## WORK TO BE COMPLETED
Rewrite all of the material below, changing each "caption" to "text" and leaving everything else as it is. Don't include the pictures in your answer.

>>

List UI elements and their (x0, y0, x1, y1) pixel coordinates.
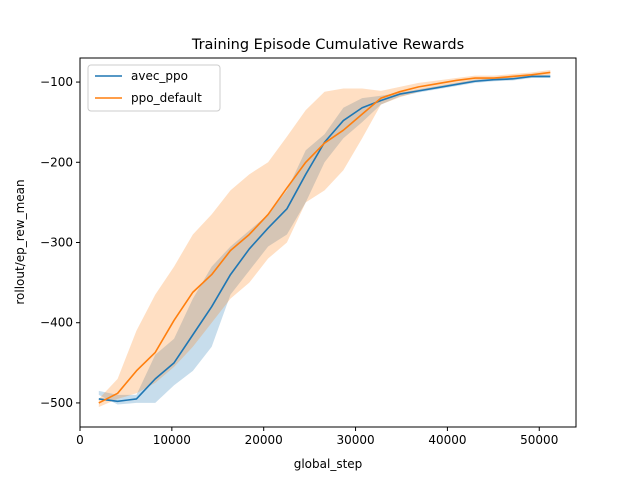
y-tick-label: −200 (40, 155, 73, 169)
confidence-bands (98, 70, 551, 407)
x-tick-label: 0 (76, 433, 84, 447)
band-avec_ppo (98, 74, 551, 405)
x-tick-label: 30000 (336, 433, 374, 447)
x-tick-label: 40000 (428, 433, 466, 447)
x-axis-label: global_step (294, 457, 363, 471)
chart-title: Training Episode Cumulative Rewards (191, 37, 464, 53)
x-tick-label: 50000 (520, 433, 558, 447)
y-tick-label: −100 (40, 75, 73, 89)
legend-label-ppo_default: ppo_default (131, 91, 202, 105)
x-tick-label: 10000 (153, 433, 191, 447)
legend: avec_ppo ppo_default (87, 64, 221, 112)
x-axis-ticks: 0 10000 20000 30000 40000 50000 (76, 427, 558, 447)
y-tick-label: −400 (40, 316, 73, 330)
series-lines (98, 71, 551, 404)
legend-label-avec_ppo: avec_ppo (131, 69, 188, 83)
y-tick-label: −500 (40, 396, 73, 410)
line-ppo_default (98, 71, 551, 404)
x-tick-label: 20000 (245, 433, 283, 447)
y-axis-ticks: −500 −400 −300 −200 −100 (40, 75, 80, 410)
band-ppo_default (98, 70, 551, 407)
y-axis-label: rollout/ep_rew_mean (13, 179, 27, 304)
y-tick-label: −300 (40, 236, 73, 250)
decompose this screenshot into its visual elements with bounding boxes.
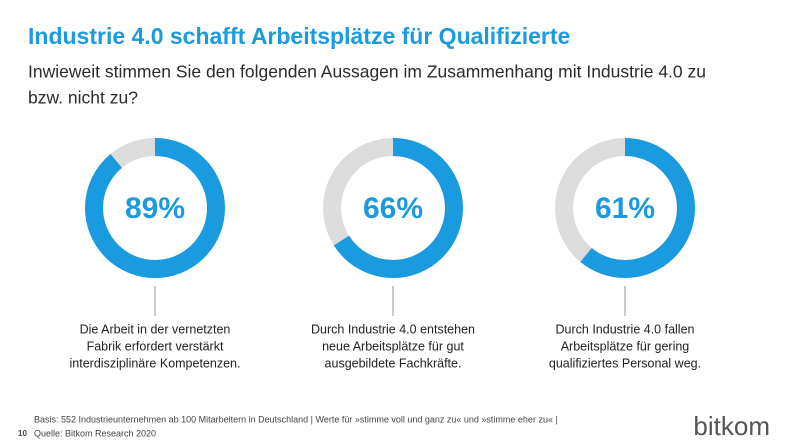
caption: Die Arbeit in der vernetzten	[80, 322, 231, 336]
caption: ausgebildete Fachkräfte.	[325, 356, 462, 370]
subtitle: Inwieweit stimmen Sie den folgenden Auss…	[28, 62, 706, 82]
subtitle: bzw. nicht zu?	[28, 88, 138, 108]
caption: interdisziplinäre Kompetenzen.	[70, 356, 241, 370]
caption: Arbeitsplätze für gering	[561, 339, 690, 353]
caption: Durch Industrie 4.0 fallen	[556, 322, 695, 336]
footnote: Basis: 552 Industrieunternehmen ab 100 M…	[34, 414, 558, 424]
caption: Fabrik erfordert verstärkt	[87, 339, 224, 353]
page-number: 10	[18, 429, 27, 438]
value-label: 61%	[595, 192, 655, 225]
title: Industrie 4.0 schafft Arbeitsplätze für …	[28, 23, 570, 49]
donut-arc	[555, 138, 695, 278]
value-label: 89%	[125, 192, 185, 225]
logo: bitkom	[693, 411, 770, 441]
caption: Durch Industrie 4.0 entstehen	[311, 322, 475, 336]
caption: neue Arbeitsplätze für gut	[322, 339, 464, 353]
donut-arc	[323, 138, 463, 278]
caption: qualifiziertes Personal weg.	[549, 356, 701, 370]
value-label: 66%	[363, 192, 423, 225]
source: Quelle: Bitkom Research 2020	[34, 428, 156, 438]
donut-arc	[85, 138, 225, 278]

<<

## WORKED ANSWER
List UI elements and their (x0, y0, x1, y1) pixel coordinates.
y-tick-label: −200 (40, 155, 73, 169)
confidence-bands (98, 70, 551, 407)
x-tick-label: 0 (76, 433, 84, 447)
band-avec_ppo (98, 74, 551, 405)
x-tick-label: 30000 (336, 433, 374, 447)
x-tick-label: 40000 (428, 433, 466, 447)
x-axis-label: global_step (294, 457, 363, 471)
chart-title: Training Episode Cumulative Rewards (191, 37, 464, 53)
x-tick-label: 50000 (520, 433, 558, 447)
y-tick-label: −100 (40, 75, 73, 89)
legend-label-ppo_default: ppo_default (131, 91, 202, 105)
x-tick-label: 10000 (153, 433, 191, 447)
legend: avec_ppo ppo_default (87, 64, 221, 112)
x-axis-ticks: 0 10000 20000 30000 40000 50000 (76, 427, 558, 447)
y-tick-label: −400 (40, 316, 73, 330)
series-lines (98, 71, 551, 404)
legend-label-avec_ppo: avec_ppo (131, 69, 188, 83)
y-tick-label: −500 (40, 396, 73, 410)
line-ppo_default (98, 71, 551, 404)
x-tick-label: 20000 (245, 433, 283, 447)
y-axis-ticks: −500 −400 −300 −200 −100 (40, 75, 80, 410)
band-ppo_default (98, 70, 551, 407)
y-axis-label: rollout/ep_rew_mean (13, 179, 27, 304)
y-tick-label: −300 (40, 236, 73, 250)
decompose this screenshot into its visual elements with bounding boxes.
text: Die Arbeit in der vernetzten	[80, 322, 231, 336]
text: ausgebildete Fachkräfte.	[325, 356, 462, 370]
subtitle: Inwieweit stimmen Sie den folgenden Auss…	[28, 62, 706, 82]
subtitle: bzw. nicht zu?	[28, 88, 138, 108]
text: interdisziplinäre Kompetenzen.	[70, 356, 241, 370]
text: Arbeitsplätze für gering	[561, 339, 690, 353]
text: Durch Industrie 4.0 fallen	[556, 322, 695, 336]
footnote: Basis: 552 Industrieunternehmen ab 100 M…	[34, 414, 558, 424]
text: Fabrik erfordert verstärkt	[87, 339, 224, 353]
page-number: 10	[18, 429, 27, 438]
value-label: 61%	[595, 192, 655, 225]
title: Industrie 4.0 schafft Arbeitsplätze für …	[28, 23, 570, 49]
donut-arc	[555, 138, 695, 278]
value-label: 89%	[125, 192, 185, 225]
logo: bitkom	[693, 411, 770, 441]
text: Durch Industrie 4.0 entstehen	[311, 322, 475, 336]
text: neue Arbeitsplätze für gut	[322, 339, 464, 353]
donut-arc	[323, 138, 463, 278]
text: qualifiziertes Personal weg.	[549, 356, 701, 370]
value-label: 66%	[363, 192, 423, 225]
source: Quelle: Bitkom Research 2020	[34, 428, 156, 438]
donut-arc	[85, 138, 225, 278]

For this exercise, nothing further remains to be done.